OBJECTIVE — Within the data below, state how many lines contain the string "down". Provide the number only.
** Start DATA FOR THIS TASK **
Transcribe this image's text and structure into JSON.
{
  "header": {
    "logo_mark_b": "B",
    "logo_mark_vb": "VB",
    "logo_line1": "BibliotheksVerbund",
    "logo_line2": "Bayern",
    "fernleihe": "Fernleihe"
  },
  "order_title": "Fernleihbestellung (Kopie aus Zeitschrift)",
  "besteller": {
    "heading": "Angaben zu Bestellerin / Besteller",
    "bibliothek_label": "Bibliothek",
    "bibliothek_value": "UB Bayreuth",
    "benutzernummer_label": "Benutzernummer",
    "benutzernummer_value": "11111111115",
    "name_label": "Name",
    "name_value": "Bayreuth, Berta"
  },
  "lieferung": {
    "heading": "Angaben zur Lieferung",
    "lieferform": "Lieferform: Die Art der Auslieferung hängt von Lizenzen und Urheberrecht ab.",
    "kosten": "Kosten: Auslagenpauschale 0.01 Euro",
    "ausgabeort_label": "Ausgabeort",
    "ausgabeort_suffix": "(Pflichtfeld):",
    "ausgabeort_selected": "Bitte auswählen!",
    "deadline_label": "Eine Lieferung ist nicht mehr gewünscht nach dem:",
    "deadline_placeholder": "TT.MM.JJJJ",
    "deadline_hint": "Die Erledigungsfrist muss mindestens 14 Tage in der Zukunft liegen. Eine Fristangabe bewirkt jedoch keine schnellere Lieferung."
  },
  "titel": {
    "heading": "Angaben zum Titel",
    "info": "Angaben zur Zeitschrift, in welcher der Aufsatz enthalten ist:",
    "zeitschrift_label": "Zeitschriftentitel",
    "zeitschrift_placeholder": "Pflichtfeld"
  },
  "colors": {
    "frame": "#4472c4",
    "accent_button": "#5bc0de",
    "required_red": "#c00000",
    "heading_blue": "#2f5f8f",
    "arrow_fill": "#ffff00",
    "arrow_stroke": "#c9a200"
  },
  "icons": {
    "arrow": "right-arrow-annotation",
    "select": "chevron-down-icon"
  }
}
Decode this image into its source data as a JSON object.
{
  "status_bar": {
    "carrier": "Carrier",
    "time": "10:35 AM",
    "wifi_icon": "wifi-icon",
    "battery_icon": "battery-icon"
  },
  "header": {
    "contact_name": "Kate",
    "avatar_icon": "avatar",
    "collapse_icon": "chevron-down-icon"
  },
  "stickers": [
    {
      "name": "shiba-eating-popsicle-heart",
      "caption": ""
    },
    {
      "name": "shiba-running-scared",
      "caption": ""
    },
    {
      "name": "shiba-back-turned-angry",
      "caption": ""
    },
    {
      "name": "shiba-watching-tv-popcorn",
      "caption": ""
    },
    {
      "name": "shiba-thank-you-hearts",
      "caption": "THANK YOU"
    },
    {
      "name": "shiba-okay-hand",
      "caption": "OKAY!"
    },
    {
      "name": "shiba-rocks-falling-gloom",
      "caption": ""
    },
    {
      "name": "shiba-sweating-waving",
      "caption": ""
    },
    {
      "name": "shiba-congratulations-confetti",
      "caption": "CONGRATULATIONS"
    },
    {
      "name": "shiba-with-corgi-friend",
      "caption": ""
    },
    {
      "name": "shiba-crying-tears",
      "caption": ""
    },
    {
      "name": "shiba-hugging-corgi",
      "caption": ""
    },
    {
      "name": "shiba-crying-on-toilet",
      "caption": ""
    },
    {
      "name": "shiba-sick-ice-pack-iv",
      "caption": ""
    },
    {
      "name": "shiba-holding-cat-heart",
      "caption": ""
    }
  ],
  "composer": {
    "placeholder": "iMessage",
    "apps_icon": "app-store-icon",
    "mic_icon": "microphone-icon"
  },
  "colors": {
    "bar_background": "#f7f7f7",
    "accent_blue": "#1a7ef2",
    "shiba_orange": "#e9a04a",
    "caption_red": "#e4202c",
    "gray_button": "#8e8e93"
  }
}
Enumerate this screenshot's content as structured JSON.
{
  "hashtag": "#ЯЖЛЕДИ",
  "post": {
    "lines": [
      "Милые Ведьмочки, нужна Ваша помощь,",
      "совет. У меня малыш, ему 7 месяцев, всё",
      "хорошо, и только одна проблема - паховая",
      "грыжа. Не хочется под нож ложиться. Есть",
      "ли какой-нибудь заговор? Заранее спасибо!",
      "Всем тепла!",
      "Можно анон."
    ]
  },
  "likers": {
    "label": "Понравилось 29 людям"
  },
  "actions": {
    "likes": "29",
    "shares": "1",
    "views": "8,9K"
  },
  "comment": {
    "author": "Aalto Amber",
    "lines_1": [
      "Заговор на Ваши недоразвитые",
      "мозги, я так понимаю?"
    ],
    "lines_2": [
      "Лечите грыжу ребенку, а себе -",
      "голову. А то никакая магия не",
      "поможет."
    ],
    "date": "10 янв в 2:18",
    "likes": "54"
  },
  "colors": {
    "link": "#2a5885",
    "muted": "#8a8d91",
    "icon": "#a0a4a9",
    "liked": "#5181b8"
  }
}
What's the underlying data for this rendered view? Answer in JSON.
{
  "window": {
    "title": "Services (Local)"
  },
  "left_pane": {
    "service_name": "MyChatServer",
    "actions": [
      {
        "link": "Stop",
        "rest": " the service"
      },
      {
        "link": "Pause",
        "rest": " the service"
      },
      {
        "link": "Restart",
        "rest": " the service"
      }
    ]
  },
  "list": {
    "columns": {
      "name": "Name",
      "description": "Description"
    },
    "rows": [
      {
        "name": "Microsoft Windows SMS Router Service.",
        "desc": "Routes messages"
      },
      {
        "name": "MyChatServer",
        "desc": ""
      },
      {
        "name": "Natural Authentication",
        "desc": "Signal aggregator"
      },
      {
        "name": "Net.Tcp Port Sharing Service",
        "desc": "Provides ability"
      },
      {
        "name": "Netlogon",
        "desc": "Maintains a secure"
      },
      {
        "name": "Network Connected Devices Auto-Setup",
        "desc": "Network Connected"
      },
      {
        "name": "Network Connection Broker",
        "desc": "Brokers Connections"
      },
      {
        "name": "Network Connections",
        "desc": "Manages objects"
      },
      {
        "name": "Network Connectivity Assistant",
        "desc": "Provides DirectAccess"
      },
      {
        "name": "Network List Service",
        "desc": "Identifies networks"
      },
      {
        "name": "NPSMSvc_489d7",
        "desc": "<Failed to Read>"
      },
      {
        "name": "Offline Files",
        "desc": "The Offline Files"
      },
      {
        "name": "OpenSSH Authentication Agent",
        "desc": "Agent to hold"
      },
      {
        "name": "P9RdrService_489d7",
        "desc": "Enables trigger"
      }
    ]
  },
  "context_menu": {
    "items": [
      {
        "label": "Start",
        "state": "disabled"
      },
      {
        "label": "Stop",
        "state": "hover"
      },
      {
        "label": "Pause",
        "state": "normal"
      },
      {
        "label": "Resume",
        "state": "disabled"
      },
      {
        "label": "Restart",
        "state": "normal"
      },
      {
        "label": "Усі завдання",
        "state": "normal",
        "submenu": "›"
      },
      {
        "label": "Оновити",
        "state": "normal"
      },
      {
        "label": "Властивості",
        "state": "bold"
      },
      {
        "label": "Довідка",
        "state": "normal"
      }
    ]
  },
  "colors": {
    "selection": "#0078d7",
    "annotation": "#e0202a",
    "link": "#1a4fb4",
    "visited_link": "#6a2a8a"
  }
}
** End DATA FOR THIS TASK **
EXERCISE ANSWER — 2